-------- Records shown --------

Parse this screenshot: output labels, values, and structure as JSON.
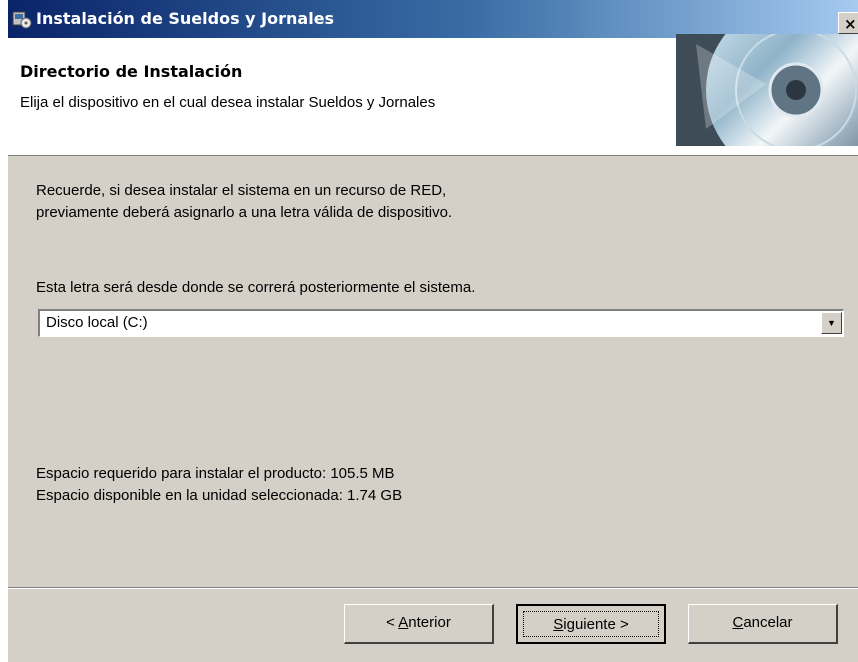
{
  "window": {
    "title": "Instalación de Sueldos y Jornales",
    "close_glyph": "×",
    "app_icon": "installer-icon"
  },
  "header": {
    "title": "Directorio de Instalación",
    "subtitle": "Elija el dispositivo en el cual desea instalar Sueldos y Jornales",
    "graphic": "cd-disc-image"
  },
  "body": {
    "notice_line1": "Recuerde, si desea instalar el sistema en un recurso de RED,",
    "notice_line2": "previamente deberá asignarlo a una letra válida de dispositivo.",
    "drive_label": "Esta letra será desde donde se correrá posteriormente el sistema.",
    "drive_selected": "Disco local (C:)",
    "space_required": "Espacio requerido para instalar el producto: 105.5 MB",
    "space_available": "Espacio disponible en la unidad seleccionada: 1.74 GB"
  },
  "buttons": {
    "back_prefix": "< ",
    "back_mnemonic": "A",
    "back_rest": "nterior",
    "next_mnemonic": "S",
    "next_rest": "iguiente >",
    "cancel_mnemonic": "C",
    "cancel_rest": "ancelar"
  }
}
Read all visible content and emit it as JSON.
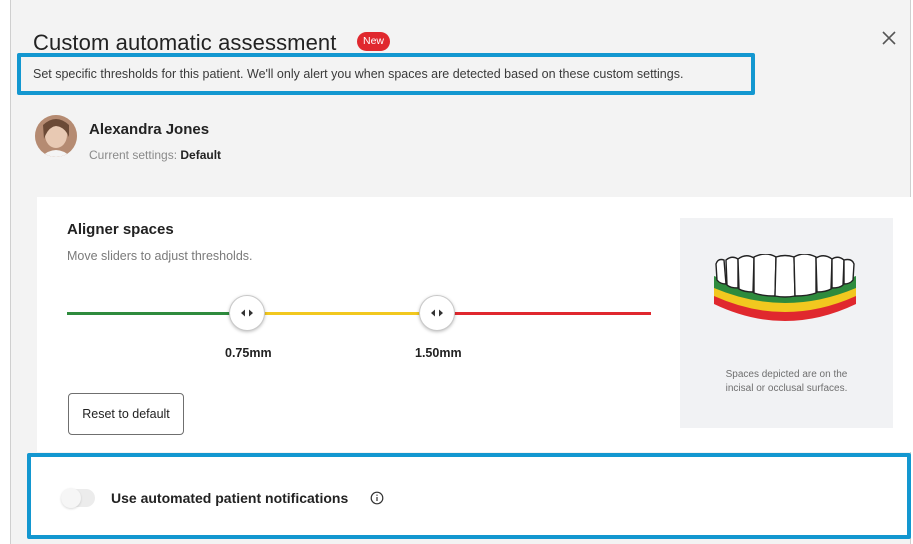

--------

Short task:
Look through the data above. Copy every line with the string "letra" in it.

Answer to the task:
    "notice_line2": "previamente deberá asignarlo a una letra válida de dispositivo.",
    "drive_label": "Esta letra será desde donde se correrá posteriormente el sistema.",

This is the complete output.